▸ **Stated goal**
Go through the entries below and collect each line with the string "года" in it.
________
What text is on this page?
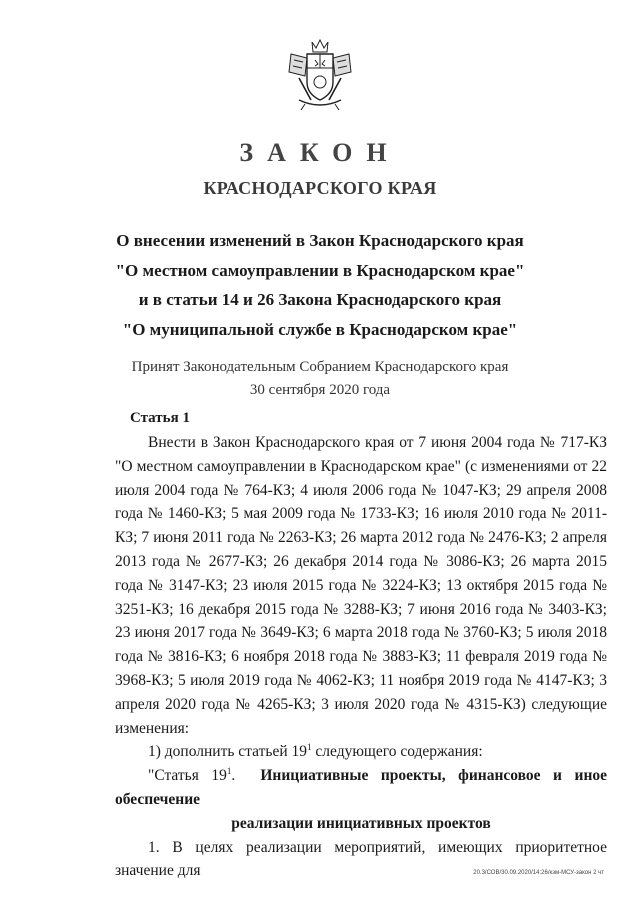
ЗАКОН
КРАСНОДАРСКОГО КРАЯ
О внесении изменений в Закон Краснодарского края
"О местном самоуправлении в Краснодарском крае"
и в статьи 14 и 26 Закона Краснодарского края
"О муниципальной службе в Краснодарском крае"
Принят Законодательным Собранием Краснодарского края
30 сентября 2020 года
Статья 1

Внести в Закон Краснодарского края от 7 июня 2004 года № 717-КЗ "О местном самоуправлении в Краснодарском крае" (с изменениями от 22 июля 2004 года № 764-КЗ; 4 июля 2006 года № 1047-КЗ; 29 апреля 2008 года № 1460-КЗ; 5 мая 2009 года № 1733-КЗ; 16 июля 2010 года № 2011-КЗ; 7 июня 2011 года № 2263-КЗ; 26 марта 2012 года № 2476-КЗ; 2 апреля 2013 года № 2677-КЗ; 26 декабря 2014 года № 3086-КЗ; 26 марта 2015 года № 3147-КЗ; 23 июля 2015 года № 3224-КЗ; 13 октября 2015 года № 3251-КЗ; 16 декабря 2015 года № 3288-КЗ; 7 июня 2016 года № 3403-КЗ; 23 июня 2017 года № 3649-КЗ; 6 марта 2018 года № 3760-КЗ; 5 июля 2018 года № 3816-КЗ; 6 ноября 2018 года № 3883-КЗ; 11 февраля 2019 года № 3968-КЗ; 5 июля 2019 года № 4062-КЗ; 11 ноября 2019 года № 4147-КЗ; 3 апреля 2020 года № 4265-КЗ; 3 июля 2020 года № 4315-КЗ) следующие изменения:

1) дополнить статьей $19^1$ следующего содержания:

"Статья $19^1$.  Инициативные проекты, финансовое и иное обеспечение

реализации инициативных проектов

1. В целях реализации мероприятий, имеющих приоритетное значение для	20.3/СОВ/30.09.2020/14:26/кзм-МСУ-закон 2 чт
________
▸ **Answer for the task**
30 сентября 2020 года
Внести в Закон Краснодарского края от 7 июня 2004 года № 717-КЗ "О местном самоуправлении в Краснодарском крае" (с изменениями от 22 июля 2004 года № 764-КЗ; 4 июля 2006 года № 1047-КЗ; 29 апреля 2008 года № 1460-КЗ; 5 мая 2009 года № 1733-КЗ; 16 июля 2010 года № 2011-КЗ; 7 июня 2011 года № 2263-КЗ; 26 марта 2012 года № 2476-КЗ; 2 апреля 2013 года № 2677-КЗ; 26 декабря 2014 года № 3086-КЗ; 26 марта 2015 года № 3147-КЗ; 23 июля 2015 года № 3224-КЗ; 13 октября 2015 года № 3251-КЗ; 16 декабря 2015 года № 3288-КЗ; 7 июня 2016 года № 3403-КЗ; 23 июня 2017 года № 3649-КЗ; 6 марта 2018 года № 3760-КЗ; 5 июля 2018 года № 3816-КЗ; 6 ноября 2018 года № 3883-КЗ; 11 февраля 2019 года № 3968-КЗ; 5 июля 2019 года № 4062-КЗ; 11 ноября 2019 года № 4147-КЗ; 3 апреля 2020 года № 4265-КЗ; 3 июля 2020 года № 4315-КЗ) следующие изменения:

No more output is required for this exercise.